TASK DIRECTIONS:
Give every line from the entries that contains "linear".

++++ DATA TO USE ++++

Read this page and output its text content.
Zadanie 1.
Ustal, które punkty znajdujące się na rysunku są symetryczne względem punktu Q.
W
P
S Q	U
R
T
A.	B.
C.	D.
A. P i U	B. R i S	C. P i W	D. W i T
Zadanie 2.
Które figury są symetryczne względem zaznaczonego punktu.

++++
++++ DATA TO USE ++++

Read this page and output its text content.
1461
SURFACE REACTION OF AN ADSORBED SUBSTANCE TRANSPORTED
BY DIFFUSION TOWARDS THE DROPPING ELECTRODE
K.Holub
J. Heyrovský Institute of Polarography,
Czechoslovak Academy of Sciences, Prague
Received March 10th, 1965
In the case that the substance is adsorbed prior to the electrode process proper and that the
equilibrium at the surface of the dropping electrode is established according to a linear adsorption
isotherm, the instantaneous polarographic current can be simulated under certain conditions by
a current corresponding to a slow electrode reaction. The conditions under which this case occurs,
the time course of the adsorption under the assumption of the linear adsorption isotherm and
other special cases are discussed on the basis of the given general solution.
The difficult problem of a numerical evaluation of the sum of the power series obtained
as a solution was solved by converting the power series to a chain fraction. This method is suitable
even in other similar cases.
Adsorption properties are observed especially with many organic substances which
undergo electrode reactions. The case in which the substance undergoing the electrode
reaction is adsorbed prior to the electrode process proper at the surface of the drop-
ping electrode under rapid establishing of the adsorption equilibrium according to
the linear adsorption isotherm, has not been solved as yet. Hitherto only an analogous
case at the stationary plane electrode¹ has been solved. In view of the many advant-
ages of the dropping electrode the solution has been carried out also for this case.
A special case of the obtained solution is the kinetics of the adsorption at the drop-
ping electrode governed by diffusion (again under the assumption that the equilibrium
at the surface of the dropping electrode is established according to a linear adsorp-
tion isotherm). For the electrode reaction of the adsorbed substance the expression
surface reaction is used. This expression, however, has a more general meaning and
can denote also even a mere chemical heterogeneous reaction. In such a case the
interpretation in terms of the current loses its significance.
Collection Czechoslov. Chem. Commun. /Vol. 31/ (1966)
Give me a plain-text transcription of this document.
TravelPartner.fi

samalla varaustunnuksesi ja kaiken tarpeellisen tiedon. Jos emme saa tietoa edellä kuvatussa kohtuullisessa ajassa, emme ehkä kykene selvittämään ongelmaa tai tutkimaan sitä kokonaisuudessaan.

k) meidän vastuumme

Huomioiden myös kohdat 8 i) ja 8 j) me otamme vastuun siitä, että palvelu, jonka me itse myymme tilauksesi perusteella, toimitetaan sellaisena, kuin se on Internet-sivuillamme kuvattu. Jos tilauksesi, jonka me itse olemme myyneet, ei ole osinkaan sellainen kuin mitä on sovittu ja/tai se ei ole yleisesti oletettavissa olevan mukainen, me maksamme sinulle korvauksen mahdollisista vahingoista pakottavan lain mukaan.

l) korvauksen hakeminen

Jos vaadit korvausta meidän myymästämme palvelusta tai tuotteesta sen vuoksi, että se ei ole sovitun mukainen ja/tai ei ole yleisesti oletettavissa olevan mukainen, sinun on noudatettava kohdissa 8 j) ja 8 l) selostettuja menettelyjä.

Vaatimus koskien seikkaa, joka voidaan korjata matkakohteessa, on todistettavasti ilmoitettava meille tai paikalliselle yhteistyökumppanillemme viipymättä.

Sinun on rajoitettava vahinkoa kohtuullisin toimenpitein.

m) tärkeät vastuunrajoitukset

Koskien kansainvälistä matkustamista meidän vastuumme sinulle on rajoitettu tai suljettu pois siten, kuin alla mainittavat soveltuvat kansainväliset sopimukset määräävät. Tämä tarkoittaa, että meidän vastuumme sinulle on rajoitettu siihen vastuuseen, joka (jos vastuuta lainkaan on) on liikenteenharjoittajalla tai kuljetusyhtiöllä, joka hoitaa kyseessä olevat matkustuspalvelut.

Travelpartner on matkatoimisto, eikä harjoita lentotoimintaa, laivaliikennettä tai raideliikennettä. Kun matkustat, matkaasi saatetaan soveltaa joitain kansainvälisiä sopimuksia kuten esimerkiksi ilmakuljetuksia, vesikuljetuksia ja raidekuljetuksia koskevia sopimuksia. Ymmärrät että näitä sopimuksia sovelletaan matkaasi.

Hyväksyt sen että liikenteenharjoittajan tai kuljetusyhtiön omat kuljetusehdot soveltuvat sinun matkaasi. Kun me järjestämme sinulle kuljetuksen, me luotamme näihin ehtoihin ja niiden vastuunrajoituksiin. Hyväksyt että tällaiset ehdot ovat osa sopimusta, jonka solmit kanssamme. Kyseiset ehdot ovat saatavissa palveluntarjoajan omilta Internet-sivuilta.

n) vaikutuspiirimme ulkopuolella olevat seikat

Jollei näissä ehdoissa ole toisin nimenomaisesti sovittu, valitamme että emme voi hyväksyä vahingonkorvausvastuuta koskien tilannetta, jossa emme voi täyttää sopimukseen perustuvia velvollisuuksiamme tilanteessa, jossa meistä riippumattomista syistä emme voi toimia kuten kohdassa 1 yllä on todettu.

++++

SOLUTION FOR THIS TASK:
equilibrium at the surface of the dropping electrode is established according to a linear adsorption
the time course of the adsorption under the assumption of the linear adsorption isotherm and
the linear adsorption isotherm, has not been solved as yet. Hitherto only an analogous
at the surface of the dropping electrode is established according to a linear adsorp-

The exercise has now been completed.